◆ **Aim**
Without the pictures, can you quote each line below exactly?

◆ **Stored data entries**
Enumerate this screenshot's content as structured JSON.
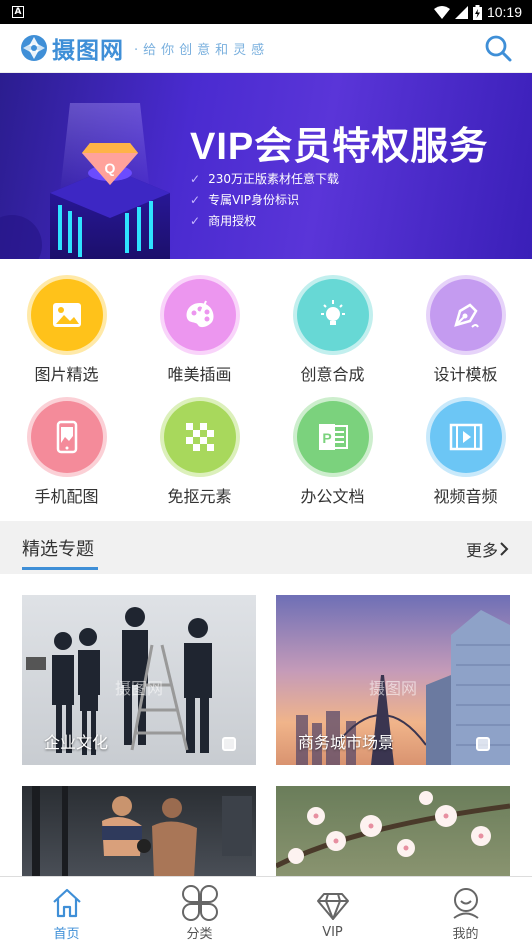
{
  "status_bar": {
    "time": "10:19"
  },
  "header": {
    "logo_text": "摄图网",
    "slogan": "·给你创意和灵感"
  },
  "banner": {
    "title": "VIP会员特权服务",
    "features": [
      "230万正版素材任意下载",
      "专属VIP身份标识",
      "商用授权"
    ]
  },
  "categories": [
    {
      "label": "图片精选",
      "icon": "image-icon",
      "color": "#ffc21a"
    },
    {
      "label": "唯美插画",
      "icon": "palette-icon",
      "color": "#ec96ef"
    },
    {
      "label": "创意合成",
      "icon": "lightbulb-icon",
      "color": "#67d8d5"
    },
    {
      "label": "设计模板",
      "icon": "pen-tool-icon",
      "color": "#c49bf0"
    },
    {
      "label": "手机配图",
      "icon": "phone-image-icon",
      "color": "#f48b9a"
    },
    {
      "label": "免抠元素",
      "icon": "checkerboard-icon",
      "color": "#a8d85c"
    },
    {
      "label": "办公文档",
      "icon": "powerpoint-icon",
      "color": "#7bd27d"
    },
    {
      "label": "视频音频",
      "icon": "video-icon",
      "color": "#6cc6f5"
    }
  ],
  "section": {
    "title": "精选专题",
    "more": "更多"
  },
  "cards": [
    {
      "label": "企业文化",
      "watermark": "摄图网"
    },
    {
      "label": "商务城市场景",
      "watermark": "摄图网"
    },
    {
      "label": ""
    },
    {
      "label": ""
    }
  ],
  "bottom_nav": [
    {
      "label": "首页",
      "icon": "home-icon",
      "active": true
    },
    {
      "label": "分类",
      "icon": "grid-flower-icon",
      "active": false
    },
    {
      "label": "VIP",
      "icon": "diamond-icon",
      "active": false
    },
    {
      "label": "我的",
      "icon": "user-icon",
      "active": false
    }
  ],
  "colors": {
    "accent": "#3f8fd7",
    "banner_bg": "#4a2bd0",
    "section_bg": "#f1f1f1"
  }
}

◆ **Result for this task**
Enumerate this screenshot's content as structured JSON.
{
  "status_bar": {
    "time": "10:19"
  },
  "header": {
    "logo_text": "摄图网",
    "slogan": "·给你创意和灵感"
  },
  "banner": {
    "title": "VIP会员特权服务",
    "features": [
      "230万正版素材任意下载",
      "专属VIP身份标识",
      "商用授权"
    ]
  },
  "categories": [
    {
      "label": "图片精选",
      "icon": "image-icon",
      "color": "#ffc21a"
    },
    {
      "label": "唯美插画",
      "icon": "palette-icon",
      "color": "#ec96ef"
    },
    {
      "label": "创意合成",
      "icon": "lightbulb-icon",
      "color": "#67d8d5"
    },
    {
      "label": "设计模板",
      "icon": "pen-tool-icon",
      "color": "#c49bf0"
    },
    {
      "label": "手机配图",
      "icon": "phone-image-icon",
      "color": "#f48b9a"
    },
    {
      "label": "免抠元素",
      "icon": "checkerboard-icon",
      "color": "#a8d85c"
    },
    {
      "label": "办公文档",
      "icon": "powerpoint-icon",
      "color": "#7bd27d"
    },
    {
      "label": "视频音频",
      "icon": "video-icon",
      "color": "#6cc6f5"
    }
  ],
  "section": {
    "title": "精选专题",
    "more": "更多"
  },
  "cards": [
    {
      "label": "企业文化",
      "watermark": "摄图网"
    },
    {
      "label": "商务城市场景",
      "watermark": "摄图网"
    },
    {
      "label": ""
    },
    {
      "label": ""
    }
  ],
  "bottom_nav": [
    {
      "label": "首页",
      "icon": "home-icon",
      "active": true
    },
    {
      "label": "分类",
      "icon": "grid-flower-icon",
      "active": false
    },
    {
      "label": "VIP",
      "icon": "diamond-icon",
      "active": false
    },
    {
      "label": "我的",
      "icon": "user-icon",
      "active": false
    }
  ],
  "colors": {
    "accent": "#3f8fd7",
    "banner_bg": "#4a2bd0",
    "section_bg": "#f1f1f1"
  }
}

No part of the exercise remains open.